Text section:
Do a step by step approach.

1) Do they want to acquire 100% or only take a majority ?

Then you should go to see a lawyer to get the things right.

2) Ask how much they think your company is worth to them - to have an idea. I had a case in 2013 where we were estimated 10 and one of our competitors only wanted to give us 4. So the discussion stopped at that level. As you mention, they are actually a competitor so they should know how much your company is worth.

This should result in a document called : indication of interest (IOI).Buyer expresses interest in doing a deal by submitting this simple written offer, most often with a valuation range rather than a specific price.

3) Once you agree on this basic number (even if it can change afterwards), you can then get legal assistance to write a prelimenary statement. It depends of the country...

The legal steps (and documents) are :

-> Sign a confidentiality agreement

-> Send/review a confidential information memorandum (CIM).The CIM or deal book is the Seller’s bible and provides all the information (including company history, product descriptions, basic financials, customer info, and more) Buyer needs to determine whether to make an offer.

After that... it becomes a due dilligence procedure.

John Bilicki III Able to dramatically improve the entire landscape of the web with the right business connections.

February 2nd, 2017

If you need to ask these sort of questions then the answer very likely is no; you shouldn't disclose such information nor even consider it. You clearly do not have an aggressive aura about you though that does not imply you're not intelligent in your own context(s). More people than not are not worth your time so I would first spend more time about reading online about other people's unsolicited offers to buy their businesses and add the word scam. This will help you clue in to what flags you should be looking out for. If you are a bit more savvy and aggressive yourself then at the very least (presuming there are people more aggressive than you based solely on your post) agree that the offer might actually be legitimate you should require an NDA and possibly a non-compete contract. The non-disclosure agreement is obvious though if they're not willing to sign a non-compete (and some may agree to it as passively as possible yet hold off on actually signing it to see if they can gauge you for the information they're seeking) then kick them out and you must hold fast. If they want to buy your company and they are competitors they likely are willing to pay you more than you think (unless you over-value your entity). You might actually be in for a legitimate offer though you should be honest about the NDA and non-compete agreement. I'm not a lawyer though I can tell you're not as aggressive as others I've seen so you should be more cautious and hold your ground as that is what will either keep your business healthy and growing or your exit out if that is the path you choose.

Tyler Benedict Serial entrepreneur, bike tech blogger, super dad

February 1st, 2017

My hunch is they have some number in mind already and I'd ask them to at least tell you what the ballpark is that they're thinking. If not, I'd ask them how they're going to value your company, ask them what multiple of your profits or revenue they are willing to or typically pay for similar companies and then decide if those numbers make sense. At least then you know if the eventual sale price would satisfy your needs. And ask what else they're valuing in the offer price...size of your customer base? Pending deals? Social media reach? What else is valuable to them and how do they value it? Then, if you have a number in mind, multiply it by 25% or so and ask them to put in writing that if your company meets certain conditions, that they are ready to buy, perhaps even putting the money in escrow to guarantee it.

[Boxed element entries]
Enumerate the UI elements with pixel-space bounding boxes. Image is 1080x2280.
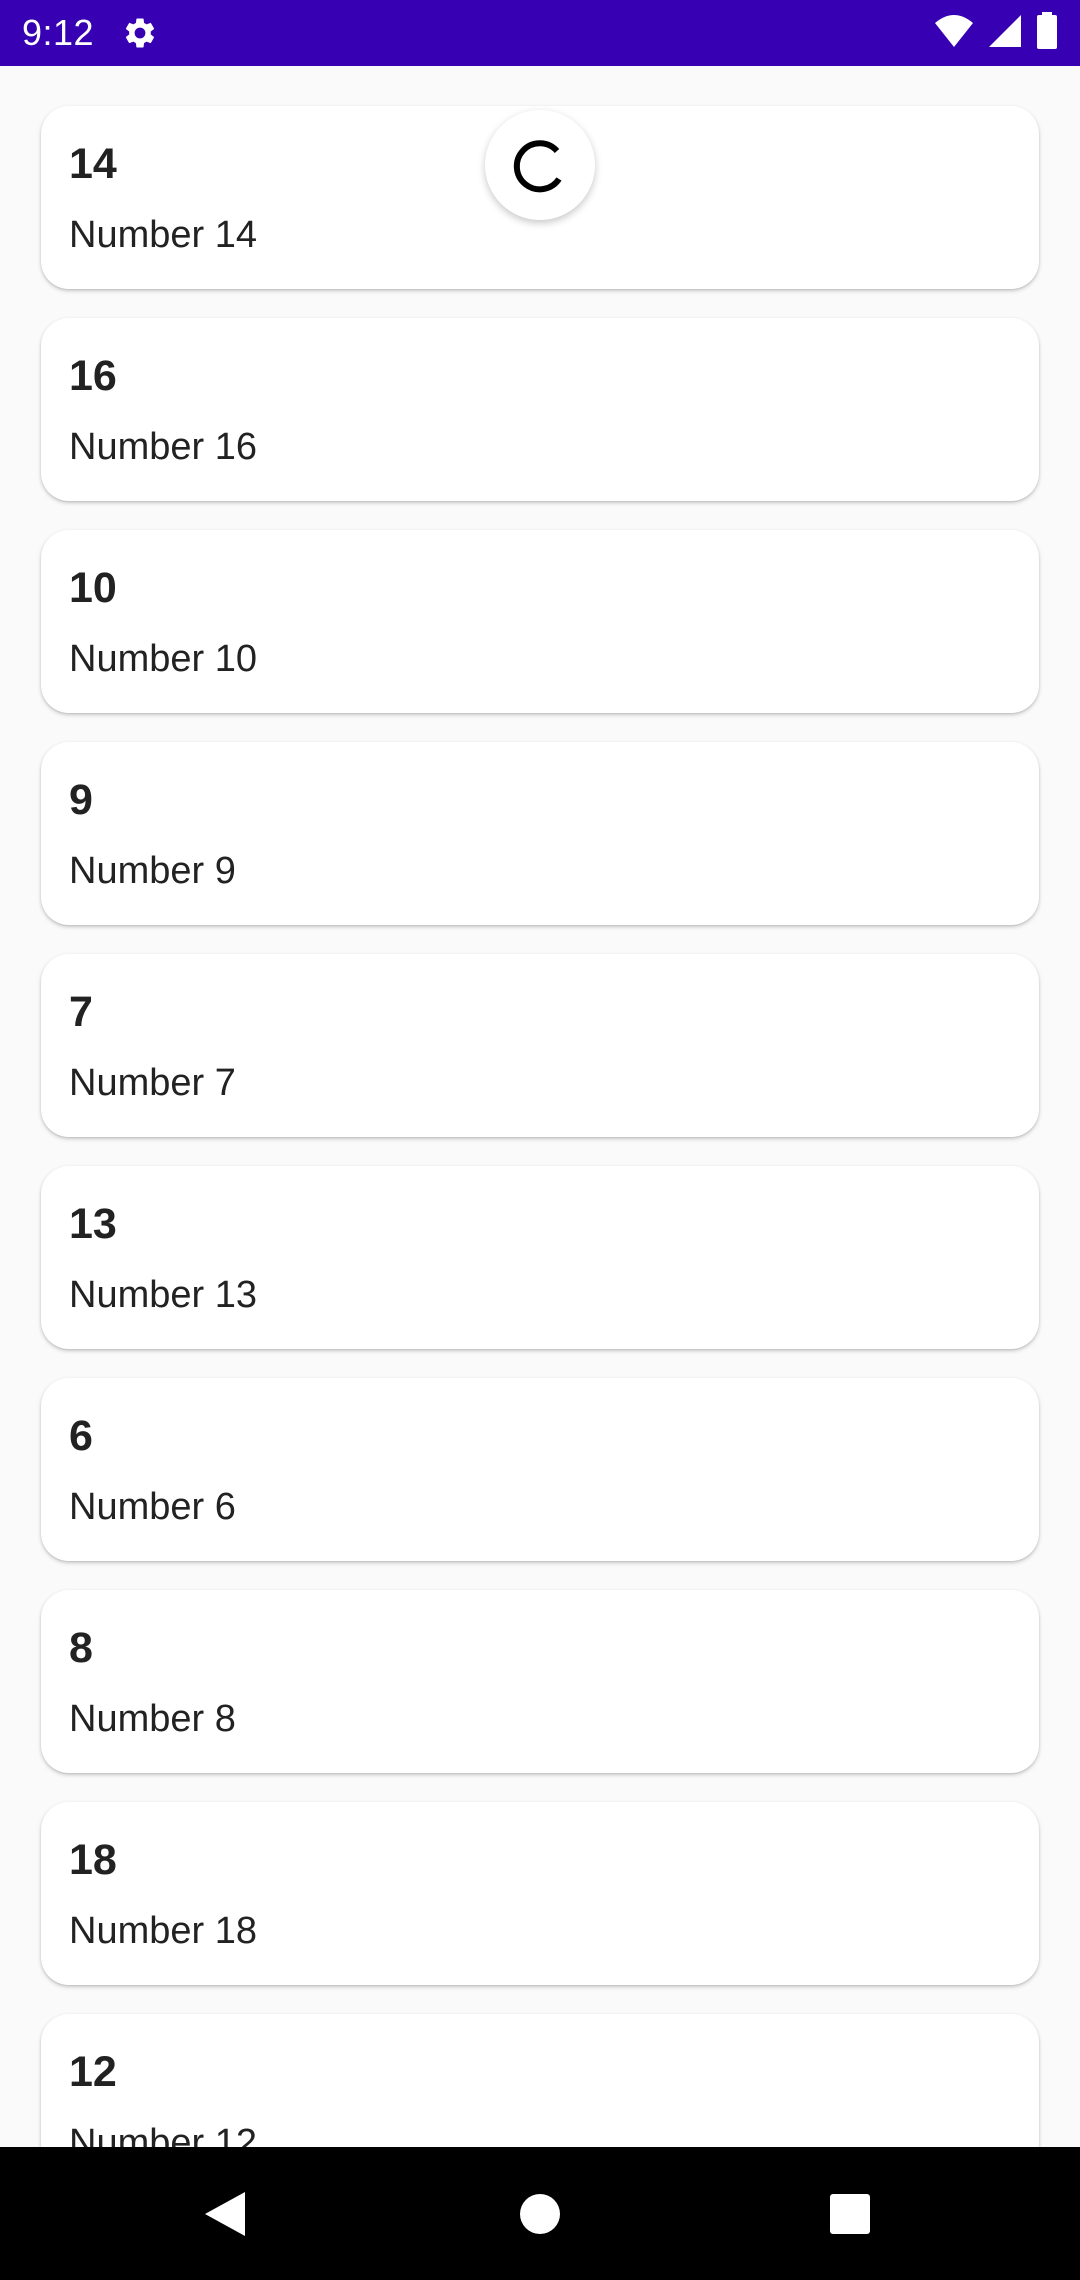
item-number: 9 [69, 776, 93, 824]
status-icons [934, 11, 1058, 55]
item-label: Number 9 [69, 850, 236, 892]
recents-button[interactable] [780, 2147, 920, 2280]
cell-signal-icon [988, 13, 1022, 54]
item-label: Number 13 [69, 1274, 257, 1316]
list-item[interactable]: 8 Number 8 [41, 1590, 1039, 1773]
list-item[interactable]: 16 Number 16 [41, 318, 1039, 501]
item-number: 16 [69, 352, 117, 400]
item-number: 8 [69, 1624, 93, 1672]
list-item[interactable]: 7 Number 7 [41, 954, 1039, 1137]
recents-icon [830, 2193, 870, 2234]
item-number: 6 [69, 1412, 93, 1460]
back-icon [205, 2191, 245, 2236]
list-container[interactable]: 14 Number 14 16 Number 16 10 Number 10 9… [0, 66, 1080, 2147]
item-number: 14 [69, 140, 117, 188]
back-button[interactable] [155, 2147, 295, 2280]
list-item[interactable]: 9 Number 9 [41, 742, 1039, 925]
list-item[interactable]: 6 Number 6 [41, 1378, 1039, 1561]
refresh-indicator [485, 110, 595, 220]
item-number: 10 [69, 564, 117, 612]
item-label: Number 14 [69, 214, 257, 256]
list-item[interactable]: 12 Number 12 [41, 2014, 1039, 2147]
status-bar: 9:12 [0, 0, 1080, 66]
item-number: 12 [69, 2048, 117, 2096]
item-label: Number 10 [69, 638, 257, 680]
item-label: Number 8 [69, 1698, 236, 1740]
item-label: Number 12 [69, 2122, 257, 2147]
list-item[interactable]: 10 Number 10 [41, 530, 1039, 713]
navigation-bar [0, 2147, 1080, 2280]
gear-icon [122, 15, 158, 51]
item-number: 13 [69, 1200, 117, 1248]
battery-icon [1036, 11, 1058, 55]
item-label: Number 6 [69, 1486, 236, 1528]
item-label: Number 18 [69, 1910, 257, 1952]
home-button[interactable] [470, 2147, 610, 2280]
item-label: Number 16 [69, 426, 257, 468]
list-item[interactable]: 13 Number 13 [41, 1166, 1039, 1349]
refresh-spinner-icon [513, 140, 562, 193]
home-icon [520, 2193, 560, 2234]
list-item[interactable]: 18 Number 18 [41, 1802, 1039, 1985]
wifi-icon [934, 13, 974, 54]
item-number: 18 [69, 1836, 117, 1884]
status-time: 9:12 [22, 12, 95, 53]
item-number: 7 [69, 988, 93, 1036]
item-label: Number 7 [69, 1062, 236, 1104]
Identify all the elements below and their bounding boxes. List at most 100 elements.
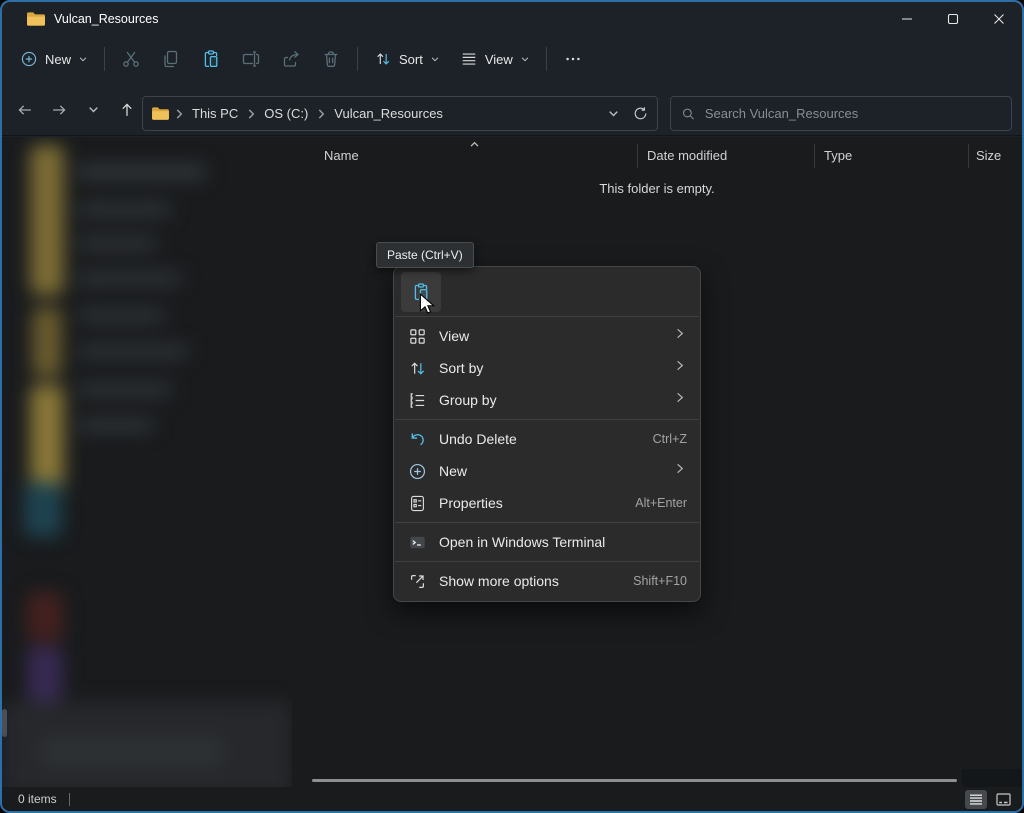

Given problem:
Copy the passage of the text on selling a company that starts with "This should result" and goes on through "due dilligence procedure.". These items come from a separate source and are unrelated to the text.

Final result:
This should result in a document called : indication of interest (IOI).Buyer expresses interest in doing a deal by submitting this simple written offer, most often with a valuation range rather than a specific price.

3) Once you agree on this basic number (even if it can change afterwards), you can then get legal assistance to write a prelimenary statement. It depends of the country...

The legal steps (and documents) are :

-> Sign a confidentiality agreement

-> Send/review a confidential information memorandum (CIM).The CIM or deal book is the Seller’s bible and provides all the information (including company history, product descriptions, basic financials, customer info, and more) Buyer needs to determine whether to make an offer.

After that... it becomes a due dilligence procedure.